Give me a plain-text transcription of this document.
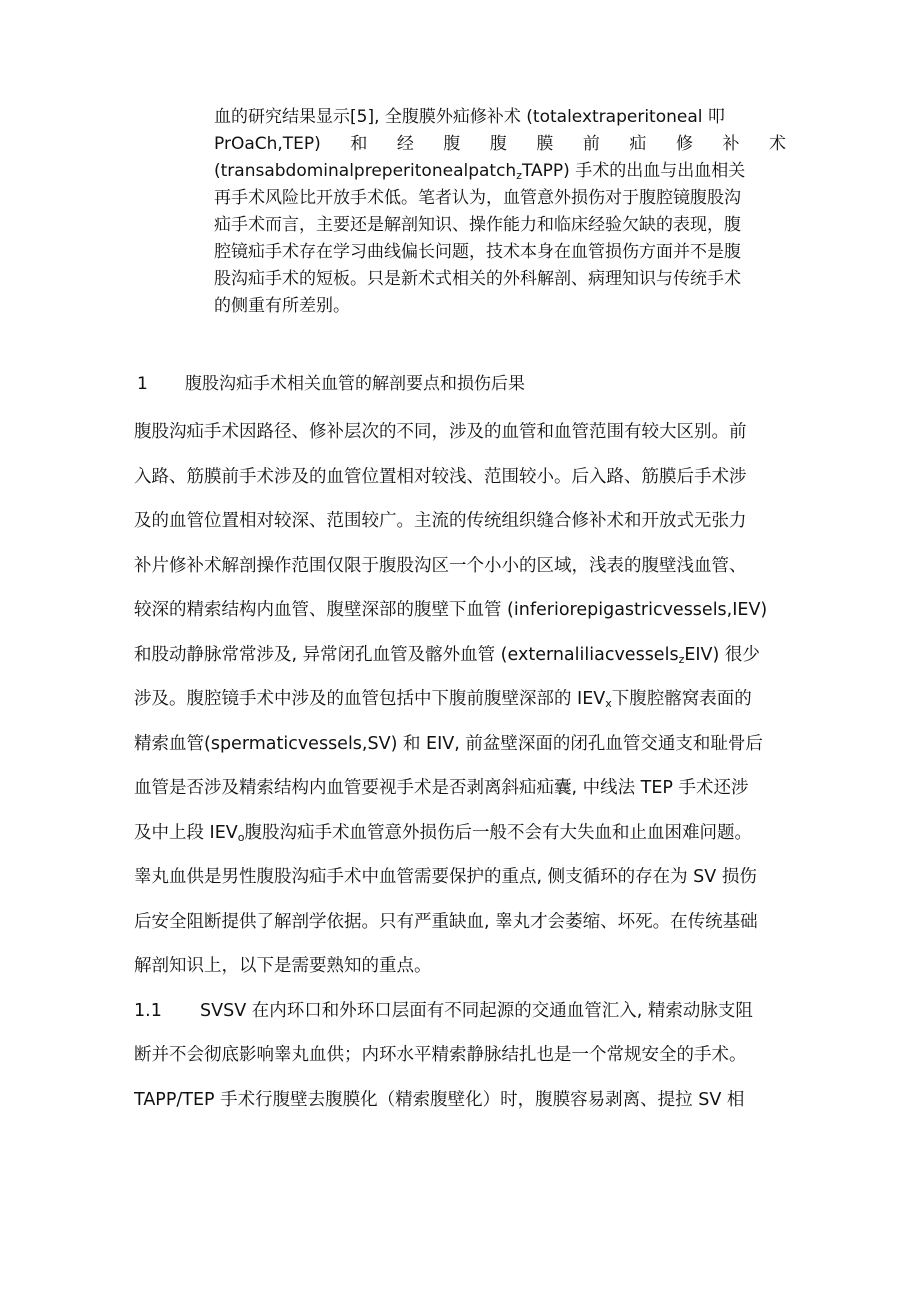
血的研究结果显示[5], 全腹膜外疝修补术 (totalextraperitoneal 叩
PrOaCh,TEP) 和 经 腹 腹 膜 前 疝 修 补 术
(transabdominalpreperitonealpatch$_z$TAPP) 手术的出血与出血相关
再手术风险比开放手术低。笔者认为，血管意外损伤对于腹腔镜腹股沟
疝手术而言，主要还是解剖知识、操作能力和临床经验欠缺的表现，腹
腔镜疝手术存在学习曲线偏长问题，技术本身在血管损伤方面并不是腹
股沟疝手术的短板。只是新术式相关的外科解剖、病理知识与传统手术
的侧重有所差别。
1 腹股沟疝手术相关血管的解剖要点和损伤后果
腹股沟疝手术因路径、修补层次的不同，涉及的血管和血管范围有较大区别。前
入路、筋膜前手术涉及的血管位置相对较浅、范围较小。后入路、筋膜后手术涉
及的血管位置相对较深、范围较广。主流的传统组织缝合修补术和开放式无张力
补片修补术解剖操作范围仅限于腹股沟区一个小小的区域，浅表的腹壁浅血管、
较深的精索结构内血管、腹壁深部的腹壁下血管 (inferiorepigastricvessels,IEV)
和股动静脉常常涉及, 异常闭孔血管及髂外血管 (externaliliacvessels$_z$EIV) 很少
涉及。腹腔镜手术中涉及的血管包括中下腹前腹壁深部的 $IEV_x$下腹腔髂窝表面的
精索血管(spermaticvessels,SV) 和 EIV, 前盆壁深面的闭孔血管交通支和耻骨后
血管是否涉及精索结构内血管要视手术是否剥离斜疝疝囊, 中线法 TEP 手术还涉
及中上段 $IEV_o$腹股沟疝手术血管意外损伤后一般不会有大失血和止血困难问题。
睾丸血供是男性腹股沟疝手术中血管需要保护的重点, 侧支循环的存在为 SV 损伤
后安全阻断提供了解剖学依据。只有严重缺血, 睾丸才会萎缩、坏死。在传统基础
解剖知识上，以下是需要熟知的重点。
1.1 SVSV 在内环口和外环口层面有不同起源的交通血管汇入, 精索动脉支阻
断并不会彻底影响睾丸血供；内环水平精索静脉结扎也是一个常规安全的手术。
TAPP/TEP 手术行腹壁去腹膜化（精索腹壁化）时，腹膜容易剥离、提拉 SV 相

▸ **What is asked**:
Reply with one number only: the count of lines in the entries that contain "TAPP".

▸ **Problem solution**:
2